• [Work to do]: Gather all lines containing the string "Allow" and copy them out.

• [Raw data]:

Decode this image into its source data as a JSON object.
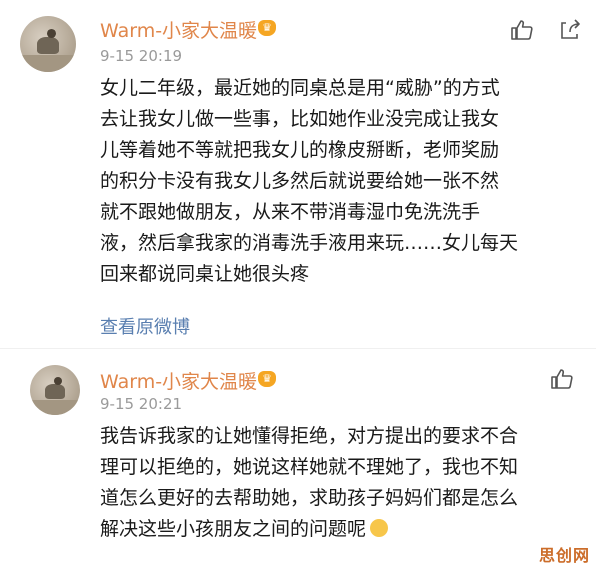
{
  "post": {
    "username": "Warm-小家大温暖",
    "time": "9-15 20:19",
    "lines": [
      "女儿二年级，最近她的同桌总是用“威胁”的方式",
      "去让我女儿做一些事，比如她作业没完成让我女",
      "儿等着她不等就把我女儿的橡皮掰断，老师奖励",
      "的积分卡没有我女儿多然后就说要给她一张不然",
      "就不跟她做朋友，从来不带消毒湿巾免洗洗手",
      "液，然后拿我家的消毒洗手液用来玩……女儿每天",
      "回来都说同桌让她很头疼"
    ],
    "view_original": "查看原微博"
  },
  "reply": {
    "username": "Warm-小家大温暖",
    "time": "9-15 20:21",
    "lines": [
      "我告诉我家的让她懂得拒绝，对方提出的要求不合",
      "理可以拒绝的，她说这样她就不理她了，我也不知",
      "道怎么更好的去帮助她，求助孩子妈妈们都是怎么",
      "解决这些小孩朋友之间的问题呢"
    ]
  },
  "watermark": "思创网",
  "icons": {
    "badge": "crown-badge-icon",
    "like": "thumb-up-icon",
    "share": "share-icon",
    "emoji": "laughing-emoji-icon"
  },
  "colors": {
    "username": "#e0864a",
    "link": "#5a7fb0",
    "time": "#9a9a9a"
  }
}
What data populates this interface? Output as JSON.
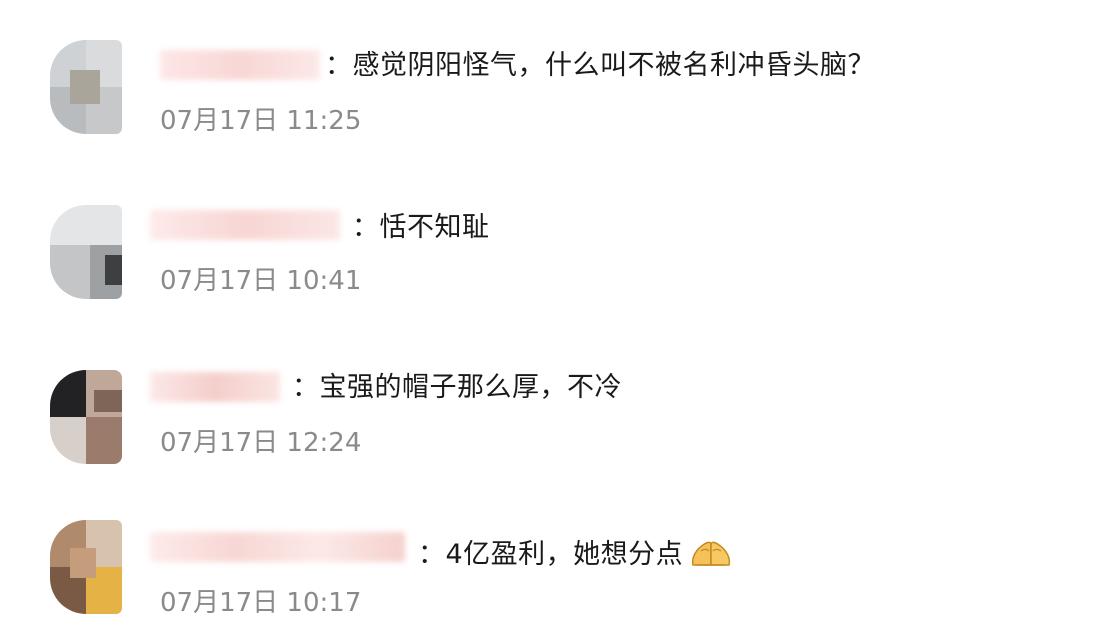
{
  "comments": [
    {
      "text": "：感觉阴阳怪气，什么叫不被名利冲昏头脑？",
      "time": "07月17日 11:25"
    },
    {
      "text": "：恬不知耻",
      "time": "07月17日 10:41"
    },
    {
      "text": "：宝强的帽子那么厚，不冷",
      "time": "07月17日 12:24"
    },
    {
      "text": "：4亿盈利，她想分点",
      "time": "07月17日 10:17",
      "emoji": "palms-up-together-icon"
    }
  ]
}
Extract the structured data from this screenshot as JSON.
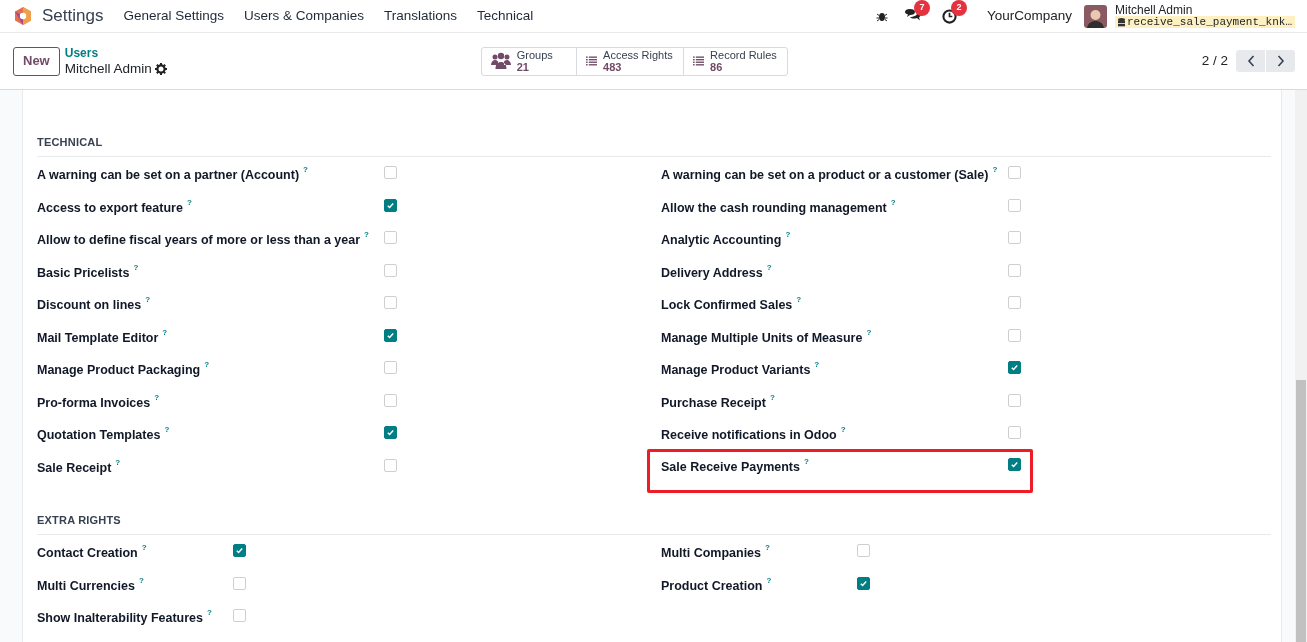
{
  "navbar": {
    "app": "Settings",
    "menu": [
      "General Settings",
      "Users & Companies",
      "Translations",
      "Technical"
    ],
    "messages_count": "7",
    "activities_count": "2",
    "company": "YourCompany",
    "user": "Mitchell Admin",
    "database": "receive_sale_payment_knk…"
  },
  "control_panel": {
    "new_button": "New",
    "breadcrumb": "Users",
    "record": "Mitchell Admin",
    "stats": [
      {
        "label": "Groups",
        "value": "21",
        "kind": "groups"
      },
      {
        "label": "Access Rights",
        "value": "483",
        "kind": "list"
      },
      {
        "label": "Record Rules",
        "value": "86",
        "kind": "list"
      }
    ],
    "pager": "2 / 2"
  },
  "sections": [
    {
      "title": "TECHNICAL",
      "kind": "wide",
      "columns": [
        [
          {
            "label": "A warning can be set on a partner (Account)",
            "help": "?",
            "checked": false,
            "highlighted": false
          },
          {
            "label": "Access to export feature",
            "help": "?",
            "checked": true,
            "highlighted": false
          },
          {
            "label": "Allow to define fiscal years of more or less than a year",
            "help": "?",
            "checked": false,
            "highlighted": false
          },
          {
            "label": "Basic Pricelists",
            "help": "?",
            "checked": false,
            "highlighted": false
          },
          {
            "label": "Discount on lines",
            "help": "?",
            "checked": false,
            "highlighted": false
          },
          {
            "label": "Mail Template Editor",
            "help": "?",
            "checked": true,
            "highlighted": false
          },
          {
            "label": "Manage Product Packaging",
            "help": "?",
            "checked": false,
            "highlighted": false
          },
          {
            "label": "Pro-forma Invoices",
            "help": "?",
            "checked": false,
            "highlighted": false
          },
          {
            "label": "Quotation Templates",
            "help": "?",
            "checked": true,
            "highlighted": false
          },
          {
            "label": "Sale Receipt",
            "help": "?",
            "checked": false,
            "highlighted": false
          }
        ],
        [
          {
            "label": "A warning can be set on a product or a customer (Sale)",
            "help": "?",
            "checked": false,
            "highlighted": false
          },
          {
            "label": "Allow the cash rounding management",
            "help": "?",
            "checked": false,
            "highlighted": false
          },
          {
            "label": "Analytic Accounting",
            "help": "?",
            "checked": false,
            "highlighted": false
          },
          {
            "label": "Delivery Address",
            "help": "?",
            "checked": false,
            "highlighted": false
          },
          {
            "label": "Lock Confirmed Sales",
            "help": "?",
            "checked": false,
            "highlighted": false
          },
          {
            "label": "Manage Multiple Units of Measure",
            "help": "?",
            "checked": false,
            "highlighted": false
          },
          {
            "label": "Manage Product Variants",
            "help": "?",
            "checked": true,
            "highlighted": false
          },
          {
            "label": "Purchase Receipt",
            "help": "?",
            "checked": false,
            "highlighted": false
          },
          {
            "label": "Receive notifications in Odoo",
            "help": "?",
            "checked": false,
            "highlighted": false
          },
          {
            "label": "Sale Receive Payments",
            "help": "?",
            "checked": true,
            "highlighted": true
          }
        ]
      ]
    },
    {
      "title": "EXTRA RIGHTS",
      "kind": "narrow",
      "columns": [
        [
          {
            "label": "Contact Creation",
            "help": "?",
            "checked": true,
            "highlighted": false
          },
          {
            "label": "Multi Currencies",
            "help": "?",
            "checked": false,
            "highlighted": false
          },
          {
            "label": "Show Inalterability Features",
            "help": "?",
            "checked": false,
            "highlighted": false
          }
        ],
        [
          {
            "label": "Multi Companies",
            "help": "?",
            "checked": false,
            "highlighted": false
          },
          {
            "label": "Product Creation",
            "help": "?",
            "checked": true,
            "highlighted": false
          }
        ]
      ]
    }
  ]
}
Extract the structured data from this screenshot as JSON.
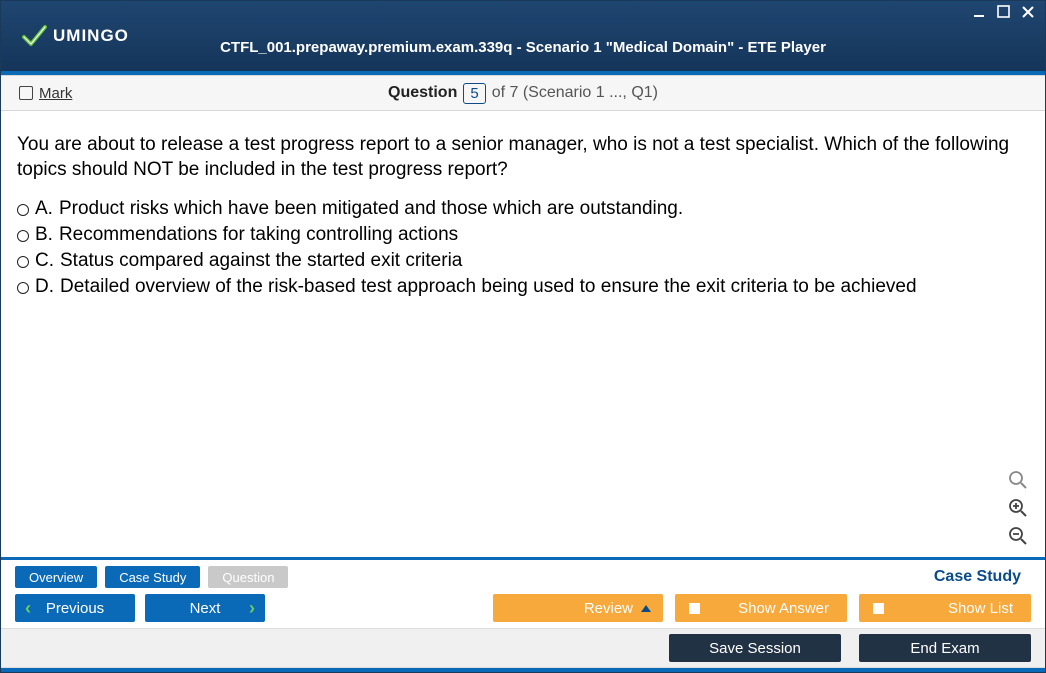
{
  "window": {
    "title": "CTFL_001.prepaway.premium.exam.339q - Scenario 1 \"Medical Domain\" - ETE Player",
    "brand": "UMINGO"
  },
  "header": {
    "mark_label": "Mark",
    "question_word": "Question",
    "question_number": "5",
    "question_suffix": "of 7 (Scenario 1 ..., Q1)"
  },
  "question": {
    "text": "You are about to release a test progress report to a senior manager, who is not a test specialist. Which of the following topics should NOT be included in the test progress report?",
    "options": [
      {
        "letter": "A.",
        "text": "Product risks which have been mitigated and those which are outstanding."
      },
      {
        "letter": "B.",
        "text": "Recommendations for taking controlling actions"
      },
      {
        "letter": "C.",
        "text": "Status compared against the started exit criteria"
      },
      {
        "letter": "D.",
        "text": "Detailed overview of the risk-based test approach being used to ensure the exit criteria to be achieved"
      }
    ]
  },
  "footer": {
    "tabs": {
      "overview": "Overview",
      "case_study": "Case Study",
      "question": "Question"
    },
    "case_study_label": "Case Study",
    "nav": {
      "previous": "Previous",
      "next": "Next"
    },
    "review": "Review",
    "show_answer": "Show Answer",
    "show_list": "Show List",
    "save_session": "Save Session",
    "end_exam": "End Exam"
  }
}
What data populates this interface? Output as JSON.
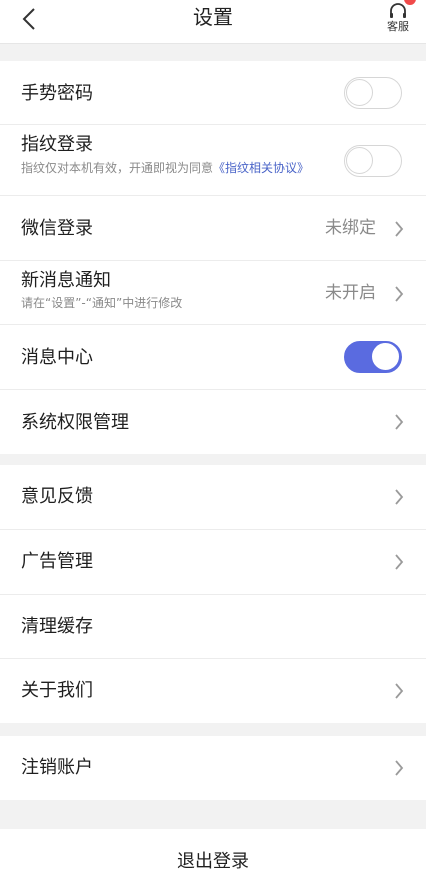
{
  "header": {
    "title": "设置",
    "service_label": "客服"
  },
  "security": {
    "gesture_label": "手势密码",
    "fingerprint_label": "指纹登录",
    "fingerprint_sub": "指纹仅对本机有效，开通即视为同意",
    "fingerprint_link": "《指纹相关协议》",
    "wechat_label": "微信登录",
    "wechat_status": "未绑定",
    "notify_label": "新消息通知",
    "notify_sub": "请在“设置”-“通知”中进行修改",
    "notify_status": "未开启",
    "center_label": "消息中心",
    "permission_label": "系统权限管理"
  },
  "general": {
    "feedback_label": "意见反馈",
    "ads_label": "广告管理",
    "cache_label": "清理缓存",
    "about_label": "关于我们"
  },
  "account": {
    "cancel_label": "注销账户"
  },
  "logout": {
    "label": "退出登录"
  },
  "toggles": {
    "gesture": false,
    "fingerprint": false,
    "message_center": true
  },
  "colors": {
    "accent": "#5a6be0",
    "link": "#4a64c8",
    "badge": "#f04a4a"
  }
}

• [Response to this task]:
            "label": "Allow to define fiscal years of more or less than a year",
            "label": "Allow the cash rounding management",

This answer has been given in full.